Supplied text Block Start

Mostly databases – subscribed and more frequently, open access, such as PubMed, PeDRO, TRIP Database etc. Also reference management software such as Zotero or EndNoteWeb. One thing to expect when working in a hospital library is that access to anything Google- or social media-related will most likely be blocked by the firewall as a failsafe to avoid any possible breaches of confidential patient files. The hospital has just subscribed to Moodle though, and I’m looking forward to getting constructive and creative with that.
What is the most rewarding part of your role?
It’s great to get feedback from staff saying that the help you provided is benefitting real live patients who are of course our ultimate end-users.
What is the most challenging part of your role?

Supplied text Block End

* [Work request]:
Answer these questions from the hospital library text:
1. Which reference management software does it name?
2. What reason does it give for blocking access to anything Google- or social media-related?
3. Whom does it call the ultimate end-users?
Rely only on the hospital library text for what follows.

Information Block Start

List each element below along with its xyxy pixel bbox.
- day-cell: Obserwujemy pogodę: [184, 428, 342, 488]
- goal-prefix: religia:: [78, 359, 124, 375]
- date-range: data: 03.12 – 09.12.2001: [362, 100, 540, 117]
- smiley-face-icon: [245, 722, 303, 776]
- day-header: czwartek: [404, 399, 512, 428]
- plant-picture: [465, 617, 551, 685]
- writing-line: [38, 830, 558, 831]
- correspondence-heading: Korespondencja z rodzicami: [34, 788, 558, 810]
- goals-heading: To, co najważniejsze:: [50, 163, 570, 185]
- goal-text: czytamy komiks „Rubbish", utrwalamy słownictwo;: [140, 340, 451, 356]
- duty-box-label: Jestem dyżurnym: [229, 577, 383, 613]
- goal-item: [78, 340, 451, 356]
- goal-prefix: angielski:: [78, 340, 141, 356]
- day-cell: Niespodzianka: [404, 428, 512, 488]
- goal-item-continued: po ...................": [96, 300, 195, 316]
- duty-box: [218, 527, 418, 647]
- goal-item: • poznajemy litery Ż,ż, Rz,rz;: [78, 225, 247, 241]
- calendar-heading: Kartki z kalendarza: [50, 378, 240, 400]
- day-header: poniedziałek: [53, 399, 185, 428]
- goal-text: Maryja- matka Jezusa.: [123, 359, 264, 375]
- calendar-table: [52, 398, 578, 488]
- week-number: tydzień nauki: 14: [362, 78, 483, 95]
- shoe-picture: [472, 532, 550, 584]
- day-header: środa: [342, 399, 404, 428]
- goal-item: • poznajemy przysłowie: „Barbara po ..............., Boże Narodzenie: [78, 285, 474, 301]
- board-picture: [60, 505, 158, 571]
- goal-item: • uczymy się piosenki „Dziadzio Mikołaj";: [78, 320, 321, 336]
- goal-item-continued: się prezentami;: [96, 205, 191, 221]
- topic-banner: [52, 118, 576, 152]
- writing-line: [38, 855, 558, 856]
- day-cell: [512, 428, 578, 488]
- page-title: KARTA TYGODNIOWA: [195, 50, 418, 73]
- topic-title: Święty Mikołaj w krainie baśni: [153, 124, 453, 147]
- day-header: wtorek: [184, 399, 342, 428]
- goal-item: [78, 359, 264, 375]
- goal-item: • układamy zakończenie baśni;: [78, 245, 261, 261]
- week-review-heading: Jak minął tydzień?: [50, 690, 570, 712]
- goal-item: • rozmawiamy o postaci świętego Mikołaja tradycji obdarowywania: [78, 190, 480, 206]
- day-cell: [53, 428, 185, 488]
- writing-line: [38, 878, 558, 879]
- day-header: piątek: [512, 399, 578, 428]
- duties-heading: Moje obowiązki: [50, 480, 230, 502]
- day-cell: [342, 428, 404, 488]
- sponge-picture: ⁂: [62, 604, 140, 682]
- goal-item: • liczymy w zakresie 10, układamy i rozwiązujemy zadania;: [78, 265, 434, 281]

Information Block End

* [Exercise response]:
1. Zotero and EndNoteWeb.
2. The firewall blocks it as a failsafe to avoid any possible breaches of confidential patient files.
3. Real live patients.